### Goal
Transcribe every entry below word for word, but skip the pictures.

### Data extract
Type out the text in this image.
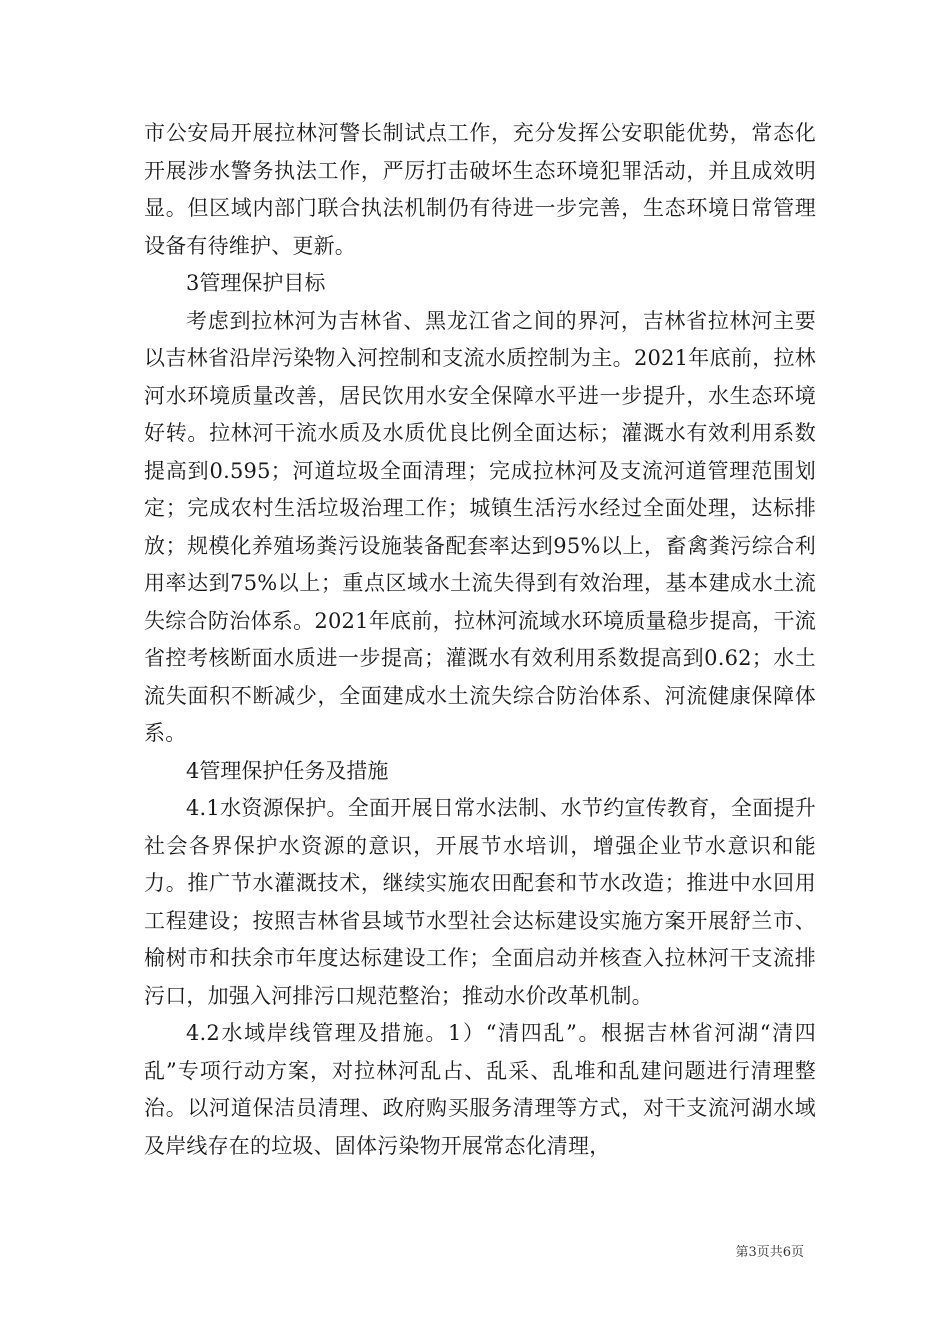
市公安局开展拉林河警长制试点工作，充分发挥公安职能优势，常态化开展涉水警务执法工作，严厉打击破坏生态环境犯罪活动，并且成效明显。但区域内部门联合执法机制仍有待进一步完善，生态环境日常管理设备有待维护、更新。

3管理保护目标

考虑到拉林河为吉林省、黑龙江省之间的界河，吉林省拉林河主要以吉林省沿岸污染物入河控制和支流水质控制为主。2021年底前，拉林河水环境质量改善，居民饮用水安全保障水平进一步提升，水生态环境好转。拉林河干流水质及水质优良比例全面达标；灌溉水有效利用系数提高到0.595；河道垃圾全面清理；完成拉林河及支流河道管理范围划定；完成农村生活垃圾治理工作；城镇生活污水经过全面处理，达标排放；规模化养殖场粪污设施装备配套率达到95%以上，畜禽粪污综合利用率达到75%以上；重点区域水土流失得到有效治理，基本建成水土流失综合防治体系。2021年底前，拉林河流域水环境质量稳步提高，干流省控考核断面水质进一步提高；灌溉水有效利用系数提高到0.62；水土流失面积不断减少，全面建成水土流失综合防治体系、河流健康保障体系。

4管理保护任务及措施

4.1水资源保护。全面开展日常水法制、水节约宣传教育，全面提升社会各界保护水资源的意识，开展节水培训，增强企业节水意识和能力。推广节水灌溉技术，继续实施农田配套和节水改造；推进中水回用工程建设；按照吉林省县域节水型社会达标建设实施方案开展舒兰市、榆树市和扶余市年度达标建设工作；全面启动并核查入拉林河干支流排污口，加强入河排污口规范整治；推动水价改革机制。

4.2水域岸线管理及措施。1）“清四乱”。根据吉林省河湖“清四乱”专项行动方案，对拉林河乱占、乱采、乱堆和乱建问题进行清理整治。以河道保洁员清理、政府购买服务清理等方式，对干支流河湖水域及岸线存在的垃圾、固体污染物开展常态化清理，

第3页共6页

### Solution to this exercise
Type out the text in this image.
市公安局开展拉林河警长制试点工作，充分发挥公安职能优势，常态化开展涉水警务执法工作，严厉打击破坏生态环境犯罪活动，并且成效明显。但区域内部门联合执法机制仍有待进一步完善，生态环境日常管理设备有待维护、更新。

3管理保护目标

考虑到拉林河为吉林省、黑龙江省之间的界河，吉林省拉林河主要以吉林省沿岸污染物入河控制和支流水质控制为主。2021年底前，拉林河水环境质量改善，居民饮用水安全保障水平进一步提升，水生态环境好转。拉林河干流水质及水质优良比例全面达标；灌溉水有效利用系数提高到0.595；河道垃圾全面清理；完成拉林河及支流河道管理范围划定；完成农村生活垃圾治理工作；城镇生活污水经过全面处理，达标排放；规模化养殖场粪污设施装备配套率达到95%以上，畜禽粪污综合利用率达到75%以上；重点区域水土流失得到有效治理，基本建成水土流失综合防治体系。2021年底前，拉林河流域水环境质量稳步提高，干流省控考核断面水质进一步提高；灌溉水有效利用系数提高到0.62；水土流失面积不断减少，全面建成水土流失综合防治体系、河流健康保障体系。

4管理保护任务及措施

4.1水资源保护。全面开展日常水法制、水节约宣传教育，全面提升社会各界保护水资源的意识，开展节水培训，增强企业节水意识和能力。推广节水灌溉技术，继续实施农田配套和节水改造；推进中水回用工程建设；按照吉林省县域节水型社会达标建设实施方案开展舒兰市、榆树市和扶余市年度达标建设工作；全面启动并核查入拉林河干支流排污口，加强入河排污口规范整治；推动水价改革机制。

4.2水域岸线管理及措施。1）“清四乱”。根据吉林省河湖“清四乱”专项行动方案，对拉林河乱占、乱采、乱堆和乱建问题进行清理整治。以河道保洁员清理、政府购买服务清理等方式，对干支流河湖水域及岸线存在的垃圾、固体污染物开展常态化清理，

第3页共6页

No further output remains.